Excerpted records start

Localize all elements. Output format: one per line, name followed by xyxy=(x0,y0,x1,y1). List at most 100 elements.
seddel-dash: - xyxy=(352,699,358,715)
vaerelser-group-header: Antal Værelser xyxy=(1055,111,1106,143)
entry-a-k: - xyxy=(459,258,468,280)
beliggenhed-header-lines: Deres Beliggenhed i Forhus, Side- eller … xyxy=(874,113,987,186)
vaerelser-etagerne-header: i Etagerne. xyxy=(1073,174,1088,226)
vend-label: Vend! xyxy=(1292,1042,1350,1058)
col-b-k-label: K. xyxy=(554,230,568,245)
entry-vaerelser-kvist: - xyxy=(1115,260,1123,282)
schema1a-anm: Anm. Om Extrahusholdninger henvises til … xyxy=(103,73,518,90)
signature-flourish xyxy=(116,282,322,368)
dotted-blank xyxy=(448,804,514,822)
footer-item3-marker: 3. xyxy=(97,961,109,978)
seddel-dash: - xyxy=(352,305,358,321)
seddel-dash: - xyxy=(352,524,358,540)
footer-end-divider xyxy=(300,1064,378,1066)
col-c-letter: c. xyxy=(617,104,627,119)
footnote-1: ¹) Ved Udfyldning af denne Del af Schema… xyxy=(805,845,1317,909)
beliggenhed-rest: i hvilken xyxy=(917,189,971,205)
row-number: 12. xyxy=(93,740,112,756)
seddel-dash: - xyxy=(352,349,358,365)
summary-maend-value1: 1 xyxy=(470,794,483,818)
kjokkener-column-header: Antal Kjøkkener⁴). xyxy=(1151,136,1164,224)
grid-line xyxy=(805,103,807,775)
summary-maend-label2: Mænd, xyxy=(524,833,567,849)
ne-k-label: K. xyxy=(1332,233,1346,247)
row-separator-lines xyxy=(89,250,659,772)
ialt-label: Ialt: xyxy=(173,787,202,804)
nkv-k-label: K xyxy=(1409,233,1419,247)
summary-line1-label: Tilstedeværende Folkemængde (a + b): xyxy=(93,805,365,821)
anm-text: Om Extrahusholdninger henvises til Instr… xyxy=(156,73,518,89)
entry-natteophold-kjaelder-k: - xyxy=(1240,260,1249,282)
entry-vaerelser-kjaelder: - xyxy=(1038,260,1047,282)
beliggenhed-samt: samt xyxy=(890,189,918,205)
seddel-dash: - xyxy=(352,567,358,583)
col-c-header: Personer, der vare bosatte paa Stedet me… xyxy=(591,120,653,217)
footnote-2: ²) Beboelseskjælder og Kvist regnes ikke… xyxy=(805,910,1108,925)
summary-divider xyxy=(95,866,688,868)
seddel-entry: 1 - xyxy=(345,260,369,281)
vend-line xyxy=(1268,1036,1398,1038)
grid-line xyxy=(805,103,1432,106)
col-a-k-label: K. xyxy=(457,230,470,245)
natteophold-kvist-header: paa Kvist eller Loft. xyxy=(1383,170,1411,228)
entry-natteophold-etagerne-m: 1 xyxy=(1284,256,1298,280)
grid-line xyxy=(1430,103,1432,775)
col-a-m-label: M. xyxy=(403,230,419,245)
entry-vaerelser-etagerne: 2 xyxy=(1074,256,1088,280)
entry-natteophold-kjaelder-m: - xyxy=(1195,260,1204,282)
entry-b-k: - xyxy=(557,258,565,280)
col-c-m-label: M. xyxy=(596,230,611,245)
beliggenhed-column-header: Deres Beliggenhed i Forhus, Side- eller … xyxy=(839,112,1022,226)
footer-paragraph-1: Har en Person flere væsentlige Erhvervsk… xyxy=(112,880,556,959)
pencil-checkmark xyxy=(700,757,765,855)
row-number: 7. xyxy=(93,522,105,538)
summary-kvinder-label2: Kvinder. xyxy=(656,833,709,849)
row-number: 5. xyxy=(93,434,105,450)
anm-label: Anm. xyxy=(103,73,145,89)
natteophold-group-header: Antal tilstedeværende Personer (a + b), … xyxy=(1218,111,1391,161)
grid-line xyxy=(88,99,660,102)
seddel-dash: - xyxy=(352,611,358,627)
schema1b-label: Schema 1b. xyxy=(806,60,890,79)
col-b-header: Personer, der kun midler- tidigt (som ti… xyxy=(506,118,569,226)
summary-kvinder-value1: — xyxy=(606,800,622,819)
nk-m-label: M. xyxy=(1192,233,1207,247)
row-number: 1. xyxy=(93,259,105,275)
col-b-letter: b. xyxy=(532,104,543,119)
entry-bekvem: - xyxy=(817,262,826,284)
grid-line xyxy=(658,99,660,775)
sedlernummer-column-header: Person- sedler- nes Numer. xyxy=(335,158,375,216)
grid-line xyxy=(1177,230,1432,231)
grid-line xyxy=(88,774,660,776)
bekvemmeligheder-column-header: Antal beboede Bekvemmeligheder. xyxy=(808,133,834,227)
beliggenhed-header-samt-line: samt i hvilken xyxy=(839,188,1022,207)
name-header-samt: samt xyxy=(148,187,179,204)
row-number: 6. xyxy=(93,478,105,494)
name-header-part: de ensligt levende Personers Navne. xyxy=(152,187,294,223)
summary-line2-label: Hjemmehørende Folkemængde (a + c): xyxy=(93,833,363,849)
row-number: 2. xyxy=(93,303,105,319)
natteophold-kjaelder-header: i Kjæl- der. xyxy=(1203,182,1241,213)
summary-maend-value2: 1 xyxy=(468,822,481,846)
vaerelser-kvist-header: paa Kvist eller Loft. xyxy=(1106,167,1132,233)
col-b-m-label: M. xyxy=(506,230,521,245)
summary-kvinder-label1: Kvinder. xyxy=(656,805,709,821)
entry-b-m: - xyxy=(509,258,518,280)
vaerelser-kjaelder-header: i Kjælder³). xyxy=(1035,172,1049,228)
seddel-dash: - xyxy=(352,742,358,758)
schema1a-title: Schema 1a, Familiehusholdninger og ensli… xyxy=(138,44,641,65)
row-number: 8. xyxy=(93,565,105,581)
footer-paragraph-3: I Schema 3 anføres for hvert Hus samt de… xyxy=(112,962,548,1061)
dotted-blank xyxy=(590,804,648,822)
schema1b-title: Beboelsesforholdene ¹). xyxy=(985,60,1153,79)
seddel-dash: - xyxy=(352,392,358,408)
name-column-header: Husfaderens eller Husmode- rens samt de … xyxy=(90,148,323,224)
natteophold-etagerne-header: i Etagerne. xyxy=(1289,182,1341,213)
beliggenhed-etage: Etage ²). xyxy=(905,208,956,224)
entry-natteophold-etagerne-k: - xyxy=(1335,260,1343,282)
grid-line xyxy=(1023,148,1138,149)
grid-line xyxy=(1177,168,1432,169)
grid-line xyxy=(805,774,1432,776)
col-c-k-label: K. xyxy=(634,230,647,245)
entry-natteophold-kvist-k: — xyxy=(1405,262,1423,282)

Excerpted records end

▶ _Set exercise_
Swap "elements" for "items" in the records, from the first line through the line containing "schema1a-anm: Anm. Om", and reproduce those lines with nothing else changed.

▶ _Correct output_
Localize all items. Output format: one per line, name followed by xyxy=(x0,y0,x1,y1). List at most 100 items.
seddel-dash: - xyxy=(352,699,358,715)
vaerelser-group-header: Antal Værelser xyxy=(1055,111,1106,143)
entry-a-k: - xyxy=(459,258,468,280)
beliggenhed-header-lines: Deres Beliggenhed i Forhus, Side- eller … xyxy=(874,113,987,186)
vaerelser-etagerne-header: i Etagerne. xyxy=(1073,174,1088,226)
vend-label: Vend! xyxy=(1292,1042,1350,1058)
col-b-k-label: K. xyxy=(554,230,568,245)
entry-vaerelser-kvist: - xyxy=(1115,260,1123,282)
schema1a-anm: Anm. Om Extrahusholdninger henvises til … xyxy=(103,73,518,90)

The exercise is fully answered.